=== Work to do ===
The listing below should be copied in full, word for word.

=== Dataset excerpts ===
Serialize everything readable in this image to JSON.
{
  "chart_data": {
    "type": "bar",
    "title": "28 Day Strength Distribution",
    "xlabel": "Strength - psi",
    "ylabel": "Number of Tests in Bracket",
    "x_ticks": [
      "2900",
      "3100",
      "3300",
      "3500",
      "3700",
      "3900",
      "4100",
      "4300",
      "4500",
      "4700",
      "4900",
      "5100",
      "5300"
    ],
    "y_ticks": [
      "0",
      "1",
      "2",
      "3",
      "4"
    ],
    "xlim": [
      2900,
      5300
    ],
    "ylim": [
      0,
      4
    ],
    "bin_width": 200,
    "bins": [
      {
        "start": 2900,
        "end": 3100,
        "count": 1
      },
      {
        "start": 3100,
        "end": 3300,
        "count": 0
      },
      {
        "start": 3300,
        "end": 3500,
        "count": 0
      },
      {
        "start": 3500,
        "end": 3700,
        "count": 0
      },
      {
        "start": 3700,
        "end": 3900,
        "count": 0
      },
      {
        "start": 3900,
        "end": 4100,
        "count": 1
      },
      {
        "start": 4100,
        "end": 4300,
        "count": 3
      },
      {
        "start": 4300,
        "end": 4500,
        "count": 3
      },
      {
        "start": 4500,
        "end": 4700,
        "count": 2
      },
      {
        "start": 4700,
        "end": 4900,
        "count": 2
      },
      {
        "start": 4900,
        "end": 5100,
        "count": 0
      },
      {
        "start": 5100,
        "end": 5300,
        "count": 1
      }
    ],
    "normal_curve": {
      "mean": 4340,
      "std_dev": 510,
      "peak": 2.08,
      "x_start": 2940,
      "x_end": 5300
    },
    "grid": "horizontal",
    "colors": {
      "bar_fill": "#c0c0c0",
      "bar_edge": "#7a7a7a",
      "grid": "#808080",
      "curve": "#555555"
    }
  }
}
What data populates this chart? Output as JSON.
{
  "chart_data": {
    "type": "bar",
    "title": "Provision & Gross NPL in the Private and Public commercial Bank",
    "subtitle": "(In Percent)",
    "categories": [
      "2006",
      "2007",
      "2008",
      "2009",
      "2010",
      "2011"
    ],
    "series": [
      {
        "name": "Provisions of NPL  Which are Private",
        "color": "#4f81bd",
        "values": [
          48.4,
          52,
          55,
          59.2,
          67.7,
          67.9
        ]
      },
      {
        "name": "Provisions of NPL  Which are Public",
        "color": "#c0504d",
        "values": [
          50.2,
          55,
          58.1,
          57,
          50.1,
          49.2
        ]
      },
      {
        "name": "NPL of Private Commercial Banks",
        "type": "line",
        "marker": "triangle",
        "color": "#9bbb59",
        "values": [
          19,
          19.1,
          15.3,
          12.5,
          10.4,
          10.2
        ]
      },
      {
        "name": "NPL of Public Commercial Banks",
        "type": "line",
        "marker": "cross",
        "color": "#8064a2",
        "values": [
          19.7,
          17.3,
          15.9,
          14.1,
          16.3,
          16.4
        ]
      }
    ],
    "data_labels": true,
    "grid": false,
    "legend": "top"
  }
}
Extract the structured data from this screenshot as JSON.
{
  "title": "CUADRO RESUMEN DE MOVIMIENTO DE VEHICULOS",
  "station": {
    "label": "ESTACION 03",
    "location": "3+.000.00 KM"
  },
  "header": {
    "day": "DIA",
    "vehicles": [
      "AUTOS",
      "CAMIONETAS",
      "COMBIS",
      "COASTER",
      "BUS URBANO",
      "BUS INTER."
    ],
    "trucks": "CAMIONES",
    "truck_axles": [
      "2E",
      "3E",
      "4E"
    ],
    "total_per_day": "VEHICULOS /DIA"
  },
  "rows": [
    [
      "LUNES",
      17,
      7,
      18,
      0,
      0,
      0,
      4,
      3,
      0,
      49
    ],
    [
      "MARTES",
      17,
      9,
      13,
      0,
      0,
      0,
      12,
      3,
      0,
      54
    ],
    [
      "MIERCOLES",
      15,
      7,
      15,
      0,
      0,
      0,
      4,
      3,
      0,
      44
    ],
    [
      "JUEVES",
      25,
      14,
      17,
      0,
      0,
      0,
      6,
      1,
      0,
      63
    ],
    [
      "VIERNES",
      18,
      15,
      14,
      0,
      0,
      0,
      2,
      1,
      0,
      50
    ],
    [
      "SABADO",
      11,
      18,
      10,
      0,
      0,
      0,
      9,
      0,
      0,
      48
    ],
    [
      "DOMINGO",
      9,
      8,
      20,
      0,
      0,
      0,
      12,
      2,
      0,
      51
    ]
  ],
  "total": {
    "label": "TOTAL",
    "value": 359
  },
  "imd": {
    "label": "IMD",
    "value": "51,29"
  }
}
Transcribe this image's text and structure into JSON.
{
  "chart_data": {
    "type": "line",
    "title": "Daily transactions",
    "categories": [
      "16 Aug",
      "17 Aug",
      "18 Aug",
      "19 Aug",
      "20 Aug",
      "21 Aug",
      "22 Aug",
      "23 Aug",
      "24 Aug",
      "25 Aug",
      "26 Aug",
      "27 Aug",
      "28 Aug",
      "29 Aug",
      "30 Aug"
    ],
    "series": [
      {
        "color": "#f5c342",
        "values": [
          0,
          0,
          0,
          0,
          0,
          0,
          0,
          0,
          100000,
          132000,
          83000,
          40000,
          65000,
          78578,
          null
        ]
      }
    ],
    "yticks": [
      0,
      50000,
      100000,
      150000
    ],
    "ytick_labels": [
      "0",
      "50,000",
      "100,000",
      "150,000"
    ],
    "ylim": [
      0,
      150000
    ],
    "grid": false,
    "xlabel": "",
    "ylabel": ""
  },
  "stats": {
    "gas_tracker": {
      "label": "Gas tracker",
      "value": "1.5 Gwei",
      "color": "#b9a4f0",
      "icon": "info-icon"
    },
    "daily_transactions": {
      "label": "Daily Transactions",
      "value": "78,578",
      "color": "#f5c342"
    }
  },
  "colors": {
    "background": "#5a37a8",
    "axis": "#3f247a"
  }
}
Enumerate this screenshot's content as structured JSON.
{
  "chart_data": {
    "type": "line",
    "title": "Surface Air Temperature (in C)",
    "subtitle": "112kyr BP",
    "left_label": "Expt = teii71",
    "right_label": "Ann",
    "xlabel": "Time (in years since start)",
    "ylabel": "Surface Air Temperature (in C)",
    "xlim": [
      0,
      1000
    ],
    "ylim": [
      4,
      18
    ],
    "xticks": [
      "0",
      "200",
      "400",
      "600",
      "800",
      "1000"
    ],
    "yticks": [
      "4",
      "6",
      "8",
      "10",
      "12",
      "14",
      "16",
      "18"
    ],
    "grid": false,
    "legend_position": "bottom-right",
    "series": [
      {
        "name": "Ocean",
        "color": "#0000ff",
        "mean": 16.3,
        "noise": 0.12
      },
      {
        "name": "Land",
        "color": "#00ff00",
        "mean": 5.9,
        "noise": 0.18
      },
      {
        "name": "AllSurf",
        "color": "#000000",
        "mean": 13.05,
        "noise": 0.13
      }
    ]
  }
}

=== Response below ===
Serialize everything readable in this image to JSON.
{
  "chart_data": {
    "type": "bar",
    "title": "28 Day Strength Distribution",
    "xlabel": "Strength - psi",
    "ylabel": "Number of Tests in Bracket",
    "x_ticks": [
      "2900",
      "3100",
      "3300",
      "3500",
      "3700",
      "3900",
      "4100",
      "4300",
      "4500",
      "4700",
      "4900",
      "5100",
      "5300"
    ],
    "y_ticks": [
      "0",
      "1",
      "2",
      "3",
      "4"
    ],
    "xlim": [
      2900,
      5300
    ],
    "ylim": [
      0,
      4
    ],
    "bin_width": 200,
    "bins": [
      {
        "start": 2900,
        "end": 3100,
        "count": 1
      },
      {
        "start": 3100,
        "end": 3300,
        "count": 0
      },
      {
        "start": 3300,
        "end": 3500,
        "count": 0
      },
      {
        "start": 3500,
        "end": 3700,
        "count": 0
      },
      {
        "start": 3700,
        "end": 3900,
        "count": 0
      },
      {
        "start": 3900,
        "end": 4100,
        "count": 1
      },
      {
        "start": 4100,
        "end": 4300,
        "count": 3
      },
      {
        "start": 4300,
        "end": 4500,
        "count": 3
      },
      {
        "start": 4500,
        "end": 4700,
        "count": 2
      },
      {
        "start": 4700,
        "end": 4900,
        "count": 2
      },
      {
        "start": 4900,
        "end": 5100,
        "count": 0
      },
      {
        "start": 5100,
        "end": 5300,
        "count": 1
      }
    ],
    "normal_curve": {
      "mean": 4340,
      "std_dev": 510,
      "peak": 2.08,
      "x_start": 2940,
      "x_end": 5300
    },
    "grid": "horizontal",
    "colors": {
      "bar_fill": "#c0c0c0",
      "bar_edge": "#7a7a7a",
      "grid": "#808080",
      "curve": "#555555"
    }
  }
}
What data populates this chart? Output as JSON.
{
  "chart_data": {
    "type": "bar",
    "title": "Provision & Gross NPL in the Private and Public commercial Bank",
    "subtitle": "(In Percent)",
    "categories": [
      "2006",
      "2007",
      "2008",
      "2009",
      "2010",
      "2011"
    ],
    "series": [
      {
        "name": "Provisions of NPL  Which are Private",
        "color": "#4f81bd",
        "values": [
          48.4,
          52,
          55,
          59.2,
          67.7,
          67.9
        ]
      },
      {
        "name": "Provisions of NPL  Which are Public",
        "color": "#c0504d",
        "values": [
          50.2,
          55,
          58.1,
          57,
          50.1,
          49.2
        ]
      },
      {
        "name": "NPL of Private Commercial Banks",
        "type": "line",
        "marker": "triangle",
        "color": "#9bbb59",
        "values": [
          19,
          19.1,
          15.3,
          12.5,
          10.4,
          10.2
        ]
      },
      {
        "name": "NPL of Public Commercial Banks",
        "type": "line",
        "marker": "cross",
        "color": "#8064a2",
        "values": [
          19.7,
          17.3,
          15.9,
          14.1,
          16.3,
          16.4
        ]
      }
    ],
    "data_labels": true,
    "grid": false,
    "legend": "top"
  }
}
Extract the structured data from this screenshot as JSON.
{
  "title": "CUADRO RESUMEN DE MOVIMIENTO DE VEHICULOS",
  "station": {
    "label": "ESTACION 03",
    "location": "3+.000.00 KM"
  },
  "header": {
    "day": "DIA",
    "vehicles": [
      "AUTOS",
      "CAMIONETAS",
      "COMBIS",
      "COASTER",
      "BUS URBANO",
      "BUS INTER."
    ],
    "trucks": "CAMIONES",
    "truck_axles": [
      "2E",
      "3E",
      "4E"
    ],
    "total_per_day": "VEHICULOS /DIA"
  },
  "rows": [
    [
      "LUNES",
      17,
      7,
      18,
      0,
      0,
      0,
      4,
      3,
      0,
      49
    ],
    [
      "MARTES",
      17,
      9,
      13,
      0,
      0,
      0,
      12,
      3,
      0,
      54
    ],
    [
      "MIERCOLES",
      15,
      7,
      15,
      0,
      0,
      0,
      4,
      3,
      0,
      44
    ],
    [
      "JUEVES",
      25,
      14,
      17,
      0,
      0,
      0,
      6,
      1,
      0,
      63
    ],
    [
      "VIERNES",
      18,
      15,
      14,
      0,
      0,
      0,
      2,
      1,
      0,
      50
    ],
    [
      "SABADO",
      11,
      18,
      10,
      0,
      0,
      0,
      9,
      0,
      0,
      48
    ],
    [
      "DOMINGO",
      9,
      8,
      20,
      0,
      0,
      0,
      12,
      2,
      0,
      51
    ]
  ],
  "total": {
    "label": "TOTAL",
    "value": 359
  },
  "imd": {
    "label": "IMD",
    "value": "51,29"
  }
}
Transcribe this image's text and structure into JSON.
{
  "chart_data": {
    "type": "line",
    "title": "Daily transactions",
    "categories": [
      "16 Aug",
      "17 Aug",
      "18 Aug",
      "19 Aug",
      "20 Aug",
      "21 Aug",
      "22 Aug",
      "23 Aug",
      "24 Aug",
      "25 Aug",
      "26 Aug",
      "27 Aug",
      "28 Aug",
      "29 Aug",
      "30 Aug"
    ],
    "series": [
      {
        "color": "#f5c342",
        "values": [
          0,
          0,
          0,
          0,
          0,
          0,
          0,
          0,
          100000,
          132000,
          83000,
          40000,
          65000,
          78578,
          null
        ]
      }
    ],
    "yticks": [
      0,
      50000,
      100000,
      150000
    ],
    "ytick_labels": [
      "0",
      "50,000",
      "100,000",
      "150,000"
    ],
    "ylim": [
      0,
      150000
    ],
    "grid": false,
    "xlabel": "",
    "ylabel": ""
  },
  "stats": {
    "gas_tracker": {
      "label": "Gas tracker",
      "value": "1.5 Gwei",
      "color": "#b9a4f0",
      "icon": "info-icon"
    },
    "daily_transactions": {
      "label": "Daily Transactions",
      "value": "78,578",
      "color": "#f5c342"
    }
  },
  "colors": {
    "background": "#5a37a8",
    "axis": "#3f247a"
  }
}
Enumerate this screenshot's content as structured JSON.
{
  "chart_data": {
    "type": "line",
    "title": "Surface Air Temperature (in C)",
    "subtitle": "112kyr BP",
    "left_label": "Expt = teii71",
    "right_label": "Ann",
    "xlabel": "Time (in years since start)",
    "ylabel": "Surface Air Temperature (in C)",
    "xlim": [
      0,
      1000
    ],
    "ylim": [
      4,
      18
    ],
    "xticks": [
      "0",
      "200",
      "400",
      "600",
      "800",
      "1000"
    ],
    "yticks": [
      "4",
      "6",
      "8",
      "10",
      "12",
      "14",
      "16",
      "18"
    ],
    "grid": false,
    "legend_position": "bottom-right",
    "series": [
      {
        "name": "Ocean",
        "color": "#0000ff",
        "mean": 16.3,
        "noise": 0.12
      },
      {
        "name": "Land",
        "color": "#00ff00",
        "mean": 5.9,
        "noise": 0.18
      },
      {
        "name": "AllSurf",
        "color": "#000000",
        "mean": 13.05,
        "noise": 0.13
      }
    ]
  }
}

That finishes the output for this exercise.